Goal of the exercise –
Check each line of the records below for the word "title" and copy those where it appears.

Data to process –

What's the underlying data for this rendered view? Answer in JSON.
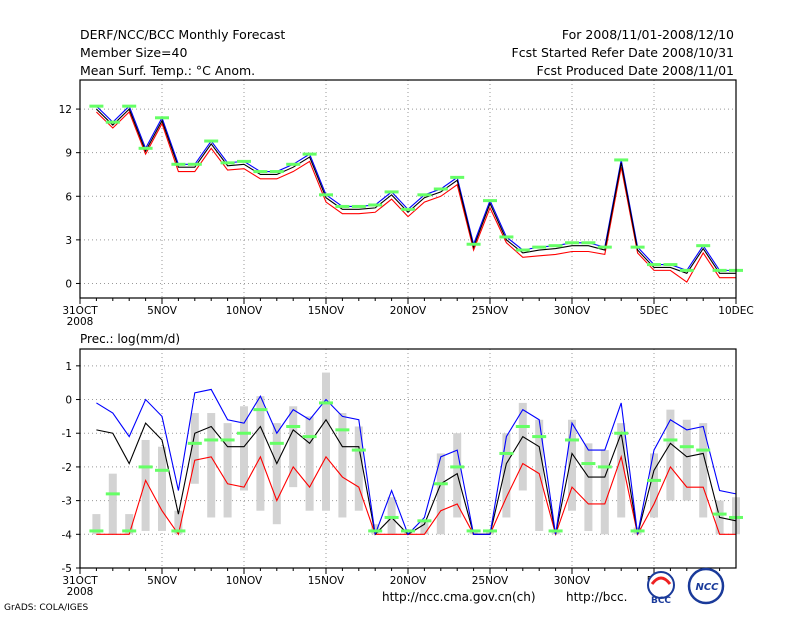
{
  "header": {
    "title": "DERF/NCC/BCC Monthly Forecast",
    "member": "Member Size=40",
    "variable": "Mean Surf. Temp.: °C Anom.",
    "period": "For 2008/11/01-2008/12/10",
    "started": "Fcst Started Refer Date 2008/10/31",
    "produced": "Fcst Produced Date 2008/11/01"
  },
  "footer": {
    "url1": "http://ncc.cma.gov.cn(ch)",
    "url2": "http://bcc.",
    "credit": "GrADS: COLA/IGES",
    "bcc_logo_text": "BCC",
    "ncc_logo_text": "NCC"
  },
  "colors": {
    "upper": "#0000ff",
    "mean": "#000000",
    "lower": "#ff0000",
    "marker": "#66ff66",
    "bar": "#d3d3d3",
    "grid": "#999999"
  },
  "chart_data": [
    {
      "type": "line",
      "title": "Mean Surf. Temp.: °C Anom.",
      "x_ticks": [
        "31OCT",
        "5NOV",
        "10NOV",
        "15NOV",
        "20NOV",
        "25NOV",
        "30NOV",
        "5DEC",
        "10DEC"
      ],
      "x_tick_day": [
        0,
        5,
        10,
        15,
        20,
        25,
        30,
        35,
        40
      ],
      "x_sub": "2008",
      "ylim": [
        -1,
        14
      ],
      "y_ticks": [
        0,
        3,
        6,
        9,
        12
      ],
      "x": [
        1,
        2,
        3,
        4,
        5,
        6,
        7,
        8,
        9,
        10,
        11,
        12,
        13,
        14,
        15,
        16,
        17,
        18,
        19,
        20,
        21,
        22,
        23,
        24,
        25,
        26,
        27,
        28,
        29,
        30,
        31,
        32,
        33,
        34,
        35,
        36,
        37,
        38,
        39,
        40
      ],
      "series": [
        {
          "name": "upper",
          "values": [
            12.2,
            11.1,
            12.2,
            9.3,
            11.4,
            8.2,
            8.2,
            9.8,
            8.3,
            8.4,
            7.7,
            7.7,
            8.2,
            8.9,
            6.1,
            5.3,
            5.3,
            5.4,
            6.3,
            5.1,
            6.1,
            6.5,
            7.3,
            2.7,
            5.7,
            3.2,
            2.3,
            2.5,
            2.6,
            2.8,
            2.8,
            2.5,
            8.5,
            2.5,
            1.3,
            1.3,
            0.9,
            2.6,
            0.9,
            0.9
          ]
        },
        {
          "name": "mean",
          "values": [
            12.0,
            10.9,
            12.0,
            9.1,
            11.2,
            8.0,
            8.0,
            9.6,
            8.1,
            8.2,
            7.5,
            7.5,
            8.0,
            8.7,
            5.9,
            5.1,
            5.1,
            5.2,
            6.1,
            4.9,
            5.9,
            6.3,
            7.1,
            2.5,
            5.5,
            3.0,
            2.1,
            2.3,
            2.4,
            2.6,
            2.6,
            2.3,
            8.3,
            2.3,
            1.1,
            1.1,
            0.7,
            2.4,
            0.7,
            0.7
          ]
        },
        {
          "name": "lower",
          "values": [
            11.8,
            10.7,
            11.8,
            8.9,
            11.0,
            7.7,
            7.7,
            9.3,
            7.8,
            7.9,
            7.2,
            7.2,
            7.7,
            8.4,
            5.6,
            4.8,
            4.8,
            4.9,
            5.8,
            4.6,
            5.6,
            6.0,
            6.8,
            2.3,
            5.2,
            2.8,
            1.8,
            1.9,
            2.0,
            2.2,
            2.2,
            2.0,
            8.0,
            2.1,
            0.9,
            0.9,
            0.1,
            2.1,
            0.4,
            0.4
          ]
        },
        {
          "name": "marker",
          "values": [
            12.2,
            11.1,
            12.2,
            9.3,
            11.4,
            8.2,
            8.2,
            9.8,
            8.3,
            8.4,
            7.7,
            7.7,
            8.2,
            8.9,
            6.1,
            5.3,
            5.3,
            5.4,
            6.3,
            5.1,
            6.1,
            6.5,
            7.3,
            2.7,
            5.7,
            3.2,
            2.3,
            2.5,
            2.6,
            2.8,
            2.8,
            2.5,
            8.5,
            2.5,
            1.3,
            1.3,
            0.9,
            2.6,
            0.9,
            0.9
          ]
        }
      ]
    },
    {
      "type": "line",
      "title": "Prec.: log(mm/d)",
      "x_ticks": [
        "31OCT",
        "5NOV",
        "10NOV",
        "15NOV",
        "20NOV",
        "25NOV",
        "30NOV",
        "5D"
      ],
      "x_tick_day": [
        0,
        5,
        10,
        15,
        20,
        25,
        30,
        35
      ],
      "x_sub": "2008",
      "ylim": [
        -5,
        1.5
      ],
      "y_ticks": [
        -5,
        -4,
        -3,
        -2,
        -1,
        0,
        1
      ],
      "x": [
        1,
        2,
        3,
        4,
        5,
        6,
        7,
        8,
        9,
        10,
        11,
        12,
        13,
        14,
        15,
        16,
        17,
        18,
        19,
        20,
        21,
        22,
        23,
        24,
        25,
        26,
        27,
        28,
        29,
        30,
        31,
        32,
        33,
        34,
        35,
        36,
        37,
        38,
        39,
        40
      ],
      "series": [
        {
          "name": "upper",
          "values": [
            -0.1,
            -0.4,
            -1.1,
            0.0,
            -0.5,
            -2.7,
            0.2,
            0.3,
            -0.6,
            -0.7,
            0.1,
            -1.0,
            -0.3,
            -0.6,
            0.0,
            -0.5,
            -0.6,
            -4.0,
            -2.7,
            -4.0,
            -3.5,
            -1.7,
            -1.5,
            -4.0,
            -4.0,
            -1.1,
            -0.3,
            -0.6,
            -4.0,
            -0.7,
            -1.5,
            -1.5,
            -0.1,
            -4.0,
            -1.5,
            -0.6,
            -0.9,
            -0.8,
            -2.7,
            -2.8
          ]
        },
        {
          "name": "mean",
          "values": [
            -0.9,
            -1.0,
            -1.9,
            -0.7,
            -1.2,
            -3.4,
            -1.0,
            -0.8,
            -1.4,
            -1.4,
            -0.8,
            -1.9,
            -0.9,
            -1.3,
            -0.6,
            -1.4,
            -1.4,
            -4.0,
            -3.5,
            -4.0,
            -3.7,
            -2.5,
            -2.2,
            -4.0,
            -4.0,
            -1.9,
            -1.1,
            -1.4,
            -4.0,
            -1.6,
            -2.3,
            -2.3,
            -1.0,
            -4.0,
            -2.1,
            -1.3,
            -1.7,
            -1.6,
            -3.5,
            -3.6
          ]
        },
        {
          "name": "lower",
          "values": [
            -4.0,
            -4.0,
            -4.0,
            -2.4,
            -3.3,
            -4.0,
            -1.8,
            -1.7,
            -2.5,
            -2.6,
            -1.7,
            -3.0,
            -2.0,
            -2.6,
            -1.7,
            -2.3,
            -2.6,
            -4.0,
            -4.0,
            -4.0,
            -4.0,
            -3.3,
            -3.1,
            -4.0,
            -4.0,
            -2.9,
            -1.9,
            -2.2,
            -4.0,
            -2.6,
            -3.1,
            -3.1,
            -1.7,
            -4.0,
            -3.1,
            -2.0,
            -2.6,
            -2.6,
            -4.0,
            -4.0
          ]
        },
        {
          "name": "marker",
          "values": [
            -3.9,
            -2.8,
            -3.9,
            -2.0,
            -2.1,
            -3.9,
            -1.3,
            -1.2,
            -1.2,
            -1.0,
            -0.3,
            -1.3,
            -0.8,
            -1.1,
            -0.1,
            -0.9,
            -1.5,
            -3.9,
            -3.5,
            -3.9,
            -3.6,
            -2.5,
            -2.0,
            -3.9,
            -3.9,
            -1.6,
            -0.8,
            -1.1,
            -3.9,
            -1.2,
            -1.9,
            -2.0,
            -1.0,
            -3.9,
            -2.4,
            -1.2,
            -1.4,
            -1.5,
            -3.4,
            -3.5
          ]
        },
        {
          "name": "bar_top",
          "values": [
            -3.4,
            -2.2,
            -3.4,
            -1.2,
            -1.4,
            -3.3,
            -0.4,
            -0.4,
            -0.7,
            -0.2,
            0.1,
            -0.7,
            -0.2,
            -0.5,
            0.8,
            -0.4,
            -0.8,
            -3.7,
            -2.9,
            -3.9,
            -3.6,
            -1.6,
            -1.0,
            -3.9,
            -3.9,
            -1.0,
            -0.1,
            -0.6,
            -3.9,
            -0.6,
            -1.3,
            -1.5,
            -0.7,
            -3.8,
            -1.6,
            -0.3,
            -0.6,
            -0.7,
            -3.0,
            -2.9
          ]
        },
        {
          "name": "bar_bottom",
          "values": [
            -4.0,
            -4.0,
            -4.0,
            -3.9,
            -3.9,
            -4.0,
            -2.5,
            -3.5,
            -3.5,
            -2.7,
            -3.3,
            -3.7,
            -2.6,
            -3.3,
            -3.3,
            -3.5,
            -3.3,
            -4.0,
            -4.0,
            -4.0,
            -4.0,
            -4.0,
            -3.5,
            -4.0,
            -4.0,
            -3.5,
            -2.7,
            -3.9,
            -4.0,
            -3.3,
            -3.9,
            -4.0,
            -3.5,
            -4.0,
            -3.5,
            -3.0,
            -3.0,
            -3.5,
            -4.0,
            -4.0
          ]
        }
      ]
    }
  ]
}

Answer –
    "title": "DERF/NCC/BCC Monthly Forecast",
      "title": "Mean Surf. Temp.: °C Anom.",
      "title": "Prec.: log(mm/d)",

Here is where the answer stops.